Check each line below for the word "Type" and give the number of lines that have it, nothing more.

Records from a data source —

☆ ☆ ☆

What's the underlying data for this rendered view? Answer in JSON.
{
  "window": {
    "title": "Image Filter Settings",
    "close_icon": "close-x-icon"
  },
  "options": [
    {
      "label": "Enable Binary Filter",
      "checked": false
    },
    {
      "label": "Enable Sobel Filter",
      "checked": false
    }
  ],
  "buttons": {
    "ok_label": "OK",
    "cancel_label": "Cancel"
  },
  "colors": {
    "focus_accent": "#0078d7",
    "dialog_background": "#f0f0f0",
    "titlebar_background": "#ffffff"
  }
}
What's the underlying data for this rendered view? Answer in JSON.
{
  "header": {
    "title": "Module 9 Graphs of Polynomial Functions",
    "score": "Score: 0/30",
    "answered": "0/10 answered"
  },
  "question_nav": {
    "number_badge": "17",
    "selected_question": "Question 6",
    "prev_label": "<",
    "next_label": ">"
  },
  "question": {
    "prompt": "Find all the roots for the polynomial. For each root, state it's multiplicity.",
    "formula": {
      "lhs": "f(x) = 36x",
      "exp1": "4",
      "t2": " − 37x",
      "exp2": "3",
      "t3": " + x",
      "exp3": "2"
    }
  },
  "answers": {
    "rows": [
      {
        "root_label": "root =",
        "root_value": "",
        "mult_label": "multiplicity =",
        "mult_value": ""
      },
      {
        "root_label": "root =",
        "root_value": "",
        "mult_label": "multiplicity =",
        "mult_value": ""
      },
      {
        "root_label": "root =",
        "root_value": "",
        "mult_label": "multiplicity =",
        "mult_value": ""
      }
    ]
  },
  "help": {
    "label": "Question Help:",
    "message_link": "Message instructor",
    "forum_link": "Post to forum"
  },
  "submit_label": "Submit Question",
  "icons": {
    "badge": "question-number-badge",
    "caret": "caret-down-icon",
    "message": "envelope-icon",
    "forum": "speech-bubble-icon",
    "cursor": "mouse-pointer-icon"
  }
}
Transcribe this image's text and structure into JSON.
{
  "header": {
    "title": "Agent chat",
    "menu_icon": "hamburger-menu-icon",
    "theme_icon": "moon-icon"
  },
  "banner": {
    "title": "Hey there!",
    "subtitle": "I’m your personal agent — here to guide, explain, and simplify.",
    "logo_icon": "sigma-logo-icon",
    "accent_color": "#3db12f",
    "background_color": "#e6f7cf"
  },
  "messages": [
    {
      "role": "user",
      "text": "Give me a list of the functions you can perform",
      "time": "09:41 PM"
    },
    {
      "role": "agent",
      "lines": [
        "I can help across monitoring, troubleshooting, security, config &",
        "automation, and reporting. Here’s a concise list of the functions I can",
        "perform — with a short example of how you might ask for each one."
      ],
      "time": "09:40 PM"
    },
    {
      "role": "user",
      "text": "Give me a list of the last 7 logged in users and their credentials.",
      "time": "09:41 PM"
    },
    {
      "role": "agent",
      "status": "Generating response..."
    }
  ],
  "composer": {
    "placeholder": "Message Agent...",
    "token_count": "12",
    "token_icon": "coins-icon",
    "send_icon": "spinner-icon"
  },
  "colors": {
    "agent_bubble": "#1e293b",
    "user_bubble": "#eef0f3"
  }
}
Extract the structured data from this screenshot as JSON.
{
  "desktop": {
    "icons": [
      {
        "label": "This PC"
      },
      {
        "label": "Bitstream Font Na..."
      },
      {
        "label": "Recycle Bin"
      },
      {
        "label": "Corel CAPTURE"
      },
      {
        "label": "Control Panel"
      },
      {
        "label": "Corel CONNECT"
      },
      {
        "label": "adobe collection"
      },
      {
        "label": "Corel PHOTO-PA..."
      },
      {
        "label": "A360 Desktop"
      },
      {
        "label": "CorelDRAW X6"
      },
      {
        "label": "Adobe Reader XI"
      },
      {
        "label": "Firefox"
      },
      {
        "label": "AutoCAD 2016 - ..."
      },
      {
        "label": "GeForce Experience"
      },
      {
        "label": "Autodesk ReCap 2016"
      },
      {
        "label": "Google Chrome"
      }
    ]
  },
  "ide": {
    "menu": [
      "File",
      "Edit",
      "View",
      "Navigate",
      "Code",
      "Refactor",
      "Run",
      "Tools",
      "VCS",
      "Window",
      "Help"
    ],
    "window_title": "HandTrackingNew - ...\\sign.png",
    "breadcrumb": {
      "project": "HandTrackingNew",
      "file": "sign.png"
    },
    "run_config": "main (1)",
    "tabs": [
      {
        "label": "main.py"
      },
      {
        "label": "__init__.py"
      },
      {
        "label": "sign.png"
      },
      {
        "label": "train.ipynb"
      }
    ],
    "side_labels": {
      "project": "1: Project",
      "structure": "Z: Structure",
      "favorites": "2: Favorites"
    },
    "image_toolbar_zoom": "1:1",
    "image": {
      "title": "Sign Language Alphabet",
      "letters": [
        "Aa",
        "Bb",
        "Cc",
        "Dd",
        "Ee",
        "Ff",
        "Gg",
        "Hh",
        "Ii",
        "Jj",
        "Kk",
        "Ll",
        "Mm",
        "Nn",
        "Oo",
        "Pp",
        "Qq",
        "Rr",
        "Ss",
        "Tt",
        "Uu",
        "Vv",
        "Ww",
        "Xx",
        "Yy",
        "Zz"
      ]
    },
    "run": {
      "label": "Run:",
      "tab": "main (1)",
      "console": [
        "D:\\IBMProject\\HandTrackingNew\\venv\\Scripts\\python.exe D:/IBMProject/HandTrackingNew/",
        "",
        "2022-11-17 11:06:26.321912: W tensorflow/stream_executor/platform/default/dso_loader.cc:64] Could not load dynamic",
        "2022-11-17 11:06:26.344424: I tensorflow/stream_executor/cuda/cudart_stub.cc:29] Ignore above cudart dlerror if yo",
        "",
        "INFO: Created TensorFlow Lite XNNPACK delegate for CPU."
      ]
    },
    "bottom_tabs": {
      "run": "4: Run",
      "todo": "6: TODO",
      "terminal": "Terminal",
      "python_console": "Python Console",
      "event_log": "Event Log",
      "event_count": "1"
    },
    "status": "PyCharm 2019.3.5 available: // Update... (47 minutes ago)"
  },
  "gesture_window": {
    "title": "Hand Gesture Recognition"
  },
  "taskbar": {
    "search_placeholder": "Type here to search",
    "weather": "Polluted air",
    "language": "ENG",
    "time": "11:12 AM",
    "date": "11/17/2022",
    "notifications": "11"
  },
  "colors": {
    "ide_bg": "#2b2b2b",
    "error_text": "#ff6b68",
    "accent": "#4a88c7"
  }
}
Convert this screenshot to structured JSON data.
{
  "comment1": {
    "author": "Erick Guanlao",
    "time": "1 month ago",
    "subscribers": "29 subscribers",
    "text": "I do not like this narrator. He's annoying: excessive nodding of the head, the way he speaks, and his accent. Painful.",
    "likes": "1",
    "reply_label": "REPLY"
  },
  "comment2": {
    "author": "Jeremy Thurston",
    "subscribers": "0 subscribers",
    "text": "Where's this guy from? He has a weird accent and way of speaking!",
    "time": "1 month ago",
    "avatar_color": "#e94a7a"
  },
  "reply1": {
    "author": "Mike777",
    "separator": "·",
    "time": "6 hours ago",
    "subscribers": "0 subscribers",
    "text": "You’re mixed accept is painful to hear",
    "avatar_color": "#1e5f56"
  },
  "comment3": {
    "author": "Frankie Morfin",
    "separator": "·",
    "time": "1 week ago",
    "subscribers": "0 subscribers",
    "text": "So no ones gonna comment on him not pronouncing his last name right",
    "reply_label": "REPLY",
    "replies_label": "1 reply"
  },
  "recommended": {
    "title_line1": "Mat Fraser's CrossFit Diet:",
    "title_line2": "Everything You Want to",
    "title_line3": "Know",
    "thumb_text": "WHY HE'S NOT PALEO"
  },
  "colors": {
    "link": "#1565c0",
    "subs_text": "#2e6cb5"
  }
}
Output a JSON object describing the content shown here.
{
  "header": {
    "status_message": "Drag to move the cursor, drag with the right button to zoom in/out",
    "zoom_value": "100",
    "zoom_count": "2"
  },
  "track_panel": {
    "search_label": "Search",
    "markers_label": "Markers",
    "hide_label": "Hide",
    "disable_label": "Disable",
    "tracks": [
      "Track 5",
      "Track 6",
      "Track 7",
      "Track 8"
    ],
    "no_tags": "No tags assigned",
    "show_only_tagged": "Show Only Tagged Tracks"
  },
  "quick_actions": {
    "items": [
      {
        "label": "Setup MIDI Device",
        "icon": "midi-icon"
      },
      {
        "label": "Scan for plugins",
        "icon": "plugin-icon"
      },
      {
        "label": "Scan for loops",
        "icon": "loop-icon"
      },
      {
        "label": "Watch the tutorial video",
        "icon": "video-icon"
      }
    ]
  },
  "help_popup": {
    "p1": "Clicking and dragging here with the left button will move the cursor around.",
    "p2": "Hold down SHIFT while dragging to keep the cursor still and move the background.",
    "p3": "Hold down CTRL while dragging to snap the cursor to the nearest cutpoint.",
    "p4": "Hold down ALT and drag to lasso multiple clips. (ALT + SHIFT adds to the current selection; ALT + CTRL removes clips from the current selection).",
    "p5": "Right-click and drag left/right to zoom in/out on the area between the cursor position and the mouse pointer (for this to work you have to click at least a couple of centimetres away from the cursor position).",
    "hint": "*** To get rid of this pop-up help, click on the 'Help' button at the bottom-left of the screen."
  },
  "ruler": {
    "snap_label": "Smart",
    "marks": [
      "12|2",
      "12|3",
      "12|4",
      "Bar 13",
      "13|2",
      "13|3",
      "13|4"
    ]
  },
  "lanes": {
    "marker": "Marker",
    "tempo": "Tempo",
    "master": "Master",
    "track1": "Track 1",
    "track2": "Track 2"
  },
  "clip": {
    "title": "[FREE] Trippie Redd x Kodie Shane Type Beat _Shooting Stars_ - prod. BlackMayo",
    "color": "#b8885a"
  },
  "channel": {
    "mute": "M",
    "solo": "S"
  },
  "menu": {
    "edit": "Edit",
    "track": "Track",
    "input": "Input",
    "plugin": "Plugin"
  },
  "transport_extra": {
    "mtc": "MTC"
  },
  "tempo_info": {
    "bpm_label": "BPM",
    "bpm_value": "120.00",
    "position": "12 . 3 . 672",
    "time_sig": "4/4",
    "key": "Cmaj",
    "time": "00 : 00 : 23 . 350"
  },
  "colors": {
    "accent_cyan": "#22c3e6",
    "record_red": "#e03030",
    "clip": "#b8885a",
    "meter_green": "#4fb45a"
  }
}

☆ ☆ ☆

Exercise response — 2